INFORMATION PROVIDED.
** START **

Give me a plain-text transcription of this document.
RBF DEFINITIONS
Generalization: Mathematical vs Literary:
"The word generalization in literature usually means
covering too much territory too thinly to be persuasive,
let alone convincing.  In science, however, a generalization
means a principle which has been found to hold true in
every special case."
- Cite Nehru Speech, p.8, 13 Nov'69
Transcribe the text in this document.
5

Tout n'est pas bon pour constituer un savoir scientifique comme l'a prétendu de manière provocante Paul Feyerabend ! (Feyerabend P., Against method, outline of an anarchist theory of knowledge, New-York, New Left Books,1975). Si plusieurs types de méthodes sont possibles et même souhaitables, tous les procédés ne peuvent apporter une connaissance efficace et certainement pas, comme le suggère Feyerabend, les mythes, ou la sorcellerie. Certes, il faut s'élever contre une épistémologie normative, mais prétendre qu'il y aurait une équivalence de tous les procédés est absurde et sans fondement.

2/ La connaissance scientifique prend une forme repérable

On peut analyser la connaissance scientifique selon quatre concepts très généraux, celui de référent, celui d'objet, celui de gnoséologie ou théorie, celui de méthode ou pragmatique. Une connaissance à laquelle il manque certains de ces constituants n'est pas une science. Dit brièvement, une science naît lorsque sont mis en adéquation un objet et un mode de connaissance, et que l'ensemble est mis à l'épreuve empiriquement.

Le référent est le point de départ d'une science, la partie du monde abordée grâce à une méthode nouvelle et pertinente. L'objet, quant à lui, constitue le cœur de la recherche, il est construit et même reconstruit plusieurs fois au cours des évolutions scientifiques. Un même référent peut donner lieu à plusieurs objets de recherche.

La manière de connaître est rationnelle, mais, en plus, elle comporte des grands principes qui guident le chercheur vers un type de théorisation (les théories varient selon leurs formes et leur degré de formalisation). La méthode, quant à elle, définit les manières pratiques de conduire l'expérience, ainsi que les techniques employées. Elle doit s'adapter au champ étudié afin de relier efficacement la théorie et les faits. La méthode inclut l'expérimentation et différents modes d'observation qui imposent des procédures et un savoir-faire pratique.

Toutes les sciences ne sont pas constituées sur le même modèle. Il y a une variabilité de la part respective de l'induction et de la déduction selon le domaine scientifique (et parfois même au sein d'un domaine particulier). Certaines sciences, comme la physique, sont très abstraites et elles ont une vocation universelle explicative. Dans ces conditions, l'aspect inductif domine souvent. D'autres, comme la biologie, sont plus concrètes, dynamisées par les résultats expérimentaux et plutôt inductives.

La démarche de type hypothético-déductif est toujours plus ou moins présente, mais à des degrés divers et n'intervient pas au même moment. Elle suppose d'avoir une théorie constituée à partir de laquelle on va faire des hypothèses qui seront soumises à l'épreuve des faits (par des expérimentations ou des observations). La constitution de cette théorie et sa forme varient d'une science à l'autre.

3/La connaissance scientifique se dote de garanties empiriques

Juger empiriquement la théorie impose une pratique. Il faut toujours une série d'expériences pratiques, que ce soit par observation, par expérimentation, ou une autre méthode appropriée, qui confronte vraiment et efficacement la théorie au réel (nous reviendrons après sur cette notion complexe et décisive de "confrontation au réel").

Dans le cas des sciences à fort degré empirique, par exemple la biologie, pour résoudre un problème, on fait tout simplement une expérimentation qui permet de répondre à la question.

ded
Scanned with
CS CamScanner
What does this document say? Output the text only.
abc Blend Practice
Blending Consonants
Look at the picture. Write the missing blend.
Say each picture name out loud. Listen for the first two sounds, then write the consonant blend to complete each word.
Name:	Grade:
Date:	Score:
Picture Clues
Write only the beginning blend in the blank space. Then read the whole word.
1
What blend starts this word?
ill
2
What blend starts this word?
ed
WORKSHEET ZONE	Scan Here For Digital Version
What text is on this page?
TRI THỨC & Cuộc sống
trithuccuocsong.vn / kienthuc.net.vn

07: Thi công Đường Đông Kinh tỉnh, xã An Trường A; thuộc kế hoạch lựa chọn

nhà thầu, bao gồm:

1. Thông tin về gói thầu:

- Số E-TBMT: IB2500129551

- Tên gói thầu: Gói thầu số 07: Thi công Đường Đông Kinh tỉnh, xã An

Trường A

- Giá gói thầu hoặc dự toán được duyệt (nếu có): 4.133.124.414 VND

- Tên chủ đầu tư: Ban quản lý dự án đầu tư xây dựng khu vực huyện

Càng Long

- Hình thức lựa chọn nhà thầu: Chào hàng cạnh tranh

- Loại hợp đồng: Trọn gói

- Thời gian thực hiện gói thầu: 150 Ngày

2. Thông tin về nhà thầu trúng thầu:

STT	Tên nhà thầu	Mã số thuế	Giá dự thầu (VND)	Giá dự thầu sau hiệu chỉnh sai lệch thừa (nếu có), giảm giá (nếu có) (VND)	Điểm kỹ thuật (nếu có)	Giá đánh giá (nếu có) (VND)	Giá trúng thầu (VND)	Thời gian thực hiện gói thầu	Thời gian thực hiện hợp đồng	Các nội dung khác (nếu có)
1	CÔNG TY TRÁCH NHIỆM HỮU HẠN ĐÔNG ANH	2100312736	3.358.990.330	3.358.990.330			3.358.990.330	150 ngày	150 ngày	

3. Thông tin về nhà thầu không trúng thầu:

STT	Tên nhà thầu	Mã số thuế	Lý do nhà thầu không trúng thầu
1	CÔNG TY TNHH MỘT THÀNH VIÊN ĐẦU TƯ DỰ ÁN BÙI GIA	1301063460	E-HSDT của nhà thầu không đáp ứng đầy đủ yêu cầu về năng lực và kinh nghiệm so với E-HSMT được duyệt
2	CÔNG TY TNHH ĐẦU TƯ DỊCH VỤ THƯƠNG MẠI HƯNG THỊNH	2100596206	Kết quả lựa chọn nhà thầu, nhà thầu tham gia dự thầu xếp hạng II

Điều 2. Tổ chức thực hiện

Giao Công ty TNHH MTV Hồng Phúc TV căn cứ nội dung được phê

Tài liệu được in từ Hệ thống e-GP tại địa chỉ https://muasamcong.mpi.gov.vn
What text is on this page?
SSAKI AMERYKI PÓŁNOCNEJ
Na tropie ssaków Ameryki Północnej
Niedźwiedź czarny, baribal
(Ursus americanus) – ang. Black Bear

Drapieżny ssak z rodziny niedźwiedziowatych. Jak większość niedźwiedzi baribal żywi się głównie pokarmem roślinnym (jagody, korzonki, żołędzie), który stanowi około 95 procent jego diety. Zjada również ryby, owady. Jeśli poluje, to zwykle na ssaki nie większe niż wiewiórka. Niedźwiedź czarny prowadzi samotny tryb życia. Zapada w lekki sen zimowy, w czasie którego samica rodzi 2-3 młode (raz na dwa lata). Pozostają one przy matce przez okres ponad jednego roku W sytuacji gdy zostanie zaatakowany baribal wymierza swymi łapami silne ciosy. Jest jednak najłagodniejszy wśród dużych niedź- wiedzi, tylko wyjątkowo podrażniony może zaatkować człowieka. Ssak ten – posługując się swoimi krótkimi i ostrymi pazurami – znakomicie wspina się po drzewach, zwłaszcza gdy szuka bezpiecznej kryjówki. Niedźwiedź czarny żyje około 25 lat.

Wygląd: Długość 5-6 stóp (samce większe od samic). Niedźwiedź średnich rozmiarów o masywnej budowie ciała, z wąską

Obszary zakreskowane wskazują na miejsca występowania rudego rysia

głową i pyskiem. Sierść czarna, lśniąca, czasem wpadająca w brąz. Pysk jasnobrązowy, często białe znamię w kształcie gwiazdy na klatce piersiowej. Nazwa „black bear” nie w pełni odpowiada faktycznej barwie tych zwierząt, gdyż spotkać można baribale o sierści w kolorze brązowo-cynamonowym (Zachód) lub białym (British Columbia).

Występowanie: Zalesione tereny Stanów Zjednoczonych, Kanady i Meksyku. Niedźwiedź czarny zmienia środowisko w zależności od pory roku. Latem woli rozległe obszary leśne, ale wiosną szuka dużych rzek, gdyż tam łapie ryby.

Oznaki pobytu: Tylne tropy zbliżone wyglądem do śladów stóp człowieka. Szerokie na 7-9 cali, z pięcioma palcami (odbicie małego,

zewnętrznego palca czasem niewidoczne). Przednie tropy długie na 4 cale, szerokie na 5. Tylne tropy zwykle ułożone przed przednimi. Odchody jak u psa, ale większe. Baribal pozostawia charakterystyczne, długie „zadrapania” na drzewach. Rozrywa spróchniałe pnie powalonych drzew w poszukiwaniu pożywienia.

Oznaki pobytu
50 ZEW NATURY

** END **

YOUR OBJECTIVE.
From the records above, report the count of lines containing "gian" and nothing more.

EXERCISE RESULT.
2